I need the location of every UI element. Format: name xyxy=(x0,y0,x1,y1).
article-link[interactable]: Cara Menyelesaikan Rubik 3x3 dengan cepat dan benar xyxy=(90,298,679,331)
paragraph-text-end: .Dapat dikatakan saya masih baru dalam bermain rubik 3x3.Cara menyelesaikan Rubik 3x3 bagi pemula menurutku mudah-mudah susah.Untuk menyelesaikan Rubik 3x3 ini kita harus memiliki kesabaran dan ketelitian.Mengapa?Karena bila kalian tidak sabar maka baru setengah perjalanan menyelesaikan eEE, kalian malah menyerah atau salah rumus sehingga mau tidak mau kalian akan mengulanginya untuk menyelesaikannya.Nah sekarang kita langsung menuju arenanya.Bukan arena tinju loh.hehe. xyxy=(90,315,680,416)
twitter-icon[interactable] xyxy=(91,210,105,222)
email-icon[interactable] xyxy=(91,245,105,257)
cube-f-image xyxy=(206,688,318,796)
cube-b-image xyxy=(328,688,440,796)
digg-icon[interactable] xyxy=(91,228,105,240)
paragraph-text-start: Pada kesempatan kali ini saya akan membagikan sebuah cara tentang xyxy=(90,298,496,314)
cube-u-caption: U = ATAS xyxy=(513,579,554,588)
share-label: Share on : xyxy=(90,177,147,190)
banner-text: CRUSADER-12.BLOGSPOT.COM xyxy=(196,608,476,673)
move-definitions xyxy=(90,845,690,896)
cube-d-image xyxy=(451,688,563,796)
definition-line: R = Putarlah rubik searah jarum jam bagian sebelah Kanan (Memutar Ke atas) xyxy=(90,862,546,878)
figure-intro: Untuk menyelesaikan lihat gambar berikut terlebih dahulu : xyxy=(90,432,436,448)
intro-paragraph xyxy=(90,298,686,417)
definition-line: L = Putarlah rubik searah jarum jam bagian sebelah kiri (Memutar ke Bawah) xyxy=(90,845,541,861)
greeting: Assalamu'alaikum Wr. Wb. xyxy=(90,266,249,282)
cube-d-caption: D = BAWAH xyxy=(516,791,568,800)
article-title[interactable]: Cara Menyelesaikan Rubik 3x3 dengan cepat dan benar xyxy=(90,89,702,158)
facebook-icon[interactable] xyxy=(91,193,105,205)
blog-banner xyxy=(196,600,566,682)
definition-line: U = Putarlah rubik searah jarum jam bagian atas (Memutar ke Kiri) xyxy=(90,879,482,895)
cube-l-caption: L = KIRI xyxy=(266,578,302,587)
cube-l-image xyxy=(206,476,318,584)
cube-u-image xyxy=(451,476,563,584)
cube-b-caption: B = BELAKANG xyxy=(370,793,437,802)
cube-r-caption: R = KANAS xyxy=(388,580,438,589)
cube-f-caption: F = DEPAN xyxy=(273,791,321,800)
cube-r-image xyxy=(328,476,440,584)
================================
Could you format the lines above as a JSON list of strings, one string per line with blank lines left out? Begin with the first line of the records and stop after the line that contains "article-link[interactable]: Cara Menyelesaikan".

Reply to the task
[
  "I need the location of every UI element. Format: name xyxy=(x0,y0,x1,y1).",
  "article-link[interactable]: Cara Menyelesaikan Rubik 3x3 dengan cepat dan benar xyxy=(90,298,679,331)"
]